Exercise requirements: Pick out each line containing the string "shop".

Dataset records:
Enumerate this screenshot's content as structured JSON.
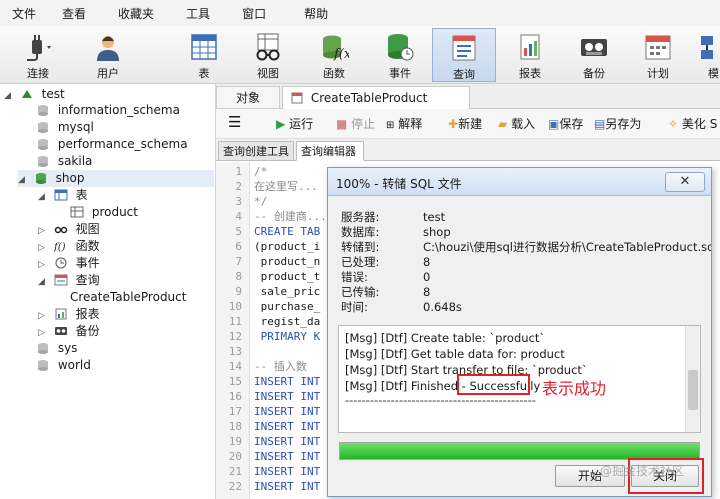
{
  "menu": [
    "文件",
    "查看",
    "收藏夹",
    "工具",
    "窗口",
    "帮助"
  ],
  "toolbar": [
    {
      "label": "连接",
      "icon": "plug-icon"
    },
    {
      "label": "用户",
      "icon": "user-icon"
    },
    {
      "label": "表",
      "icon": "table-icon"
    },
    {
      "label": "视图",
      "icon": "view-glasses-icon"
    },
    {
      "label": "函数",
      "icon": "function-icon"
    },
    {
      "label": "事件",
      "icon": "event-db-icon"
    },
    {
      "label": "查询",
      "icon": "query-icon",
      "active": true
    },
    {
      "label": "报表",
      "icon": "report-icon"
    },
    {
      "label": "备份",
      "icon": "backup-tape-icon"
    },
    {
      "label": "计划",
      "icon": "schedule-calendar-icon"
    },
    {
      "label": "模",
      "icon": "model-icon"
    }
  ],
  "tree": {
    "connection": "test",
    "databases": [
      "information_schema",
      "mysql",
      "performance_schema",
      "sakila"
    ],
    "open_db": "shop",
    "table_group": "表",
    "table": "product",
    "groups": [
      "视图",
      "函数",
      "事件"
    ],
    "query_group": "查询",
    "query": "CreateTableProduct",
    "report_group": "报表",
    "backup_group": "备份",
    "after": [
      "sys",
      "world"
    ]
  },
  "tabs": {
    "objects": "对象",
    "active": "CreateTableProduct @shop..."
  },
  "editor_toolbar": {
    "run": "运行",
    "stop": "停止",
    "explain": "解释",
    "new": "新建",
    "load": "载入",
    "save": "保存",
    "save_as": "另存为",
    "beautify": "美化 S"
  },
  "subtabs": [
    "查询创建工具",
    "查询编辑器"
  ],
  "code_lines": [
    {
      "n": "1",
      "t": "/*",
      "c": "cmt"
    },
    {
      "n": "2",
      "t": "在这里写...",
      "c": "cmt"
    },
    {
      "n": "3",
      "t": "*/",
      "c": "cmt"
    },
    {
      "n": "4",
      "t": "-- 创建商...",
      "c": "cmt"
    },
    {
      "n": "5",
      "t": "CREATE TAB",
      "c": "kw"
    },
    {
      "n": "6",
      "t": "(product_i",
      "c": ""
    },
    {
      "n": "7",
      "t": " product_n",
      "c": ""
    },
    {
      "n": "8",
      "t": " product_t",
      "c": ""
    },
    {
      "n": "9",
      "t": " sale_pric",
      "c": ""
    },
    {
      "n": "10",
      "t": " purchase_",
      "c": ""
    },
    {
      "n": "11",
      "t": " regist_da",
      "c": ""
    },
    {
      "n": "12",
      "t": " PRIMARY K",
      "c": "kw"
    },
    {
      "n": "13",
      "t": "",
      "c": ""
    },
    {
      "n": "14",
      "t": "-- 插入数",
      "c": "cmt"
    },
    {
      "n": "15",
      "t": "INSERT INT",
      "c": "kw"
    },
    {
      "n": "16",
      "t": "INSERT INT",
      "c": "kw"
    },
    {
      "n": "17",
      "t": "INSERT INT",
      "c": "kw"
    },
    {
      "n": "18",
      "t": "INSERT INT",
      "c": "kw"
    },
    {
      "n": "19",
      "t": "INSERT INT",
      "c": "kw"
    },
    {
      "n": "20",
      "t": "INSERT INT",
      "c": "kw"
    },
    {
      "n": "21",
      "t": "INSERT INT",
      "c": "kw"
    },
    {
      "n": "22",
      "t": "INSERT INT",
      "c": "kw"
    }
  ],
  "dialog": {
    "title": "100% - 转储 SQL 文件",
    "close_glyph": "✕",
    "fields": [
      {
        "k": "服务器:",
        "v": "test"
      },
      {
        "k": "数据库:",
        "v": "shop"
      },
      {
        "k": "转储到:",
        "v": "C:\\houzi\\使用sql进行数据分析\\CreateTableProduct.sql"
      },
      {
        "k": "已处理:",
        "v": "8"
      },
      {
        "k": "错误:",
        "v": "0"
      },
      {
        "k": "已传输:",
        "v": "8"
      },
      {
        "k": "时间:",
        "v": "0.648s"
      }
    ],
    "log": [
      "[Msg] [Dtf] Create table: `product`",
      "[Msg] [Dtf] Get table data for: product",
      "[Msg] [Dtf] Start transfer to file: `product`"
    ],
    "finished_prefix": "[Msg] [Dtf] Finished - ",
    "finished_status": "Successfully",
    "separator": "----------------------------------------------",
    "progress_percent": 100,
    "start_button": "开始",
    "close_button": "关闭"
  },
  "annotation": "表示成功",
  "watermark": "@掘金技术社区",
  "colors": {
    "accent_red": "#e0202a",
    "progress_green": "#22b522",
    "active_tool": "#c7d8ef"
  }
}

Correct result:
    "open_db": "shop",
    "active": "CreateTableProduct @shop..."
        "v": "shop"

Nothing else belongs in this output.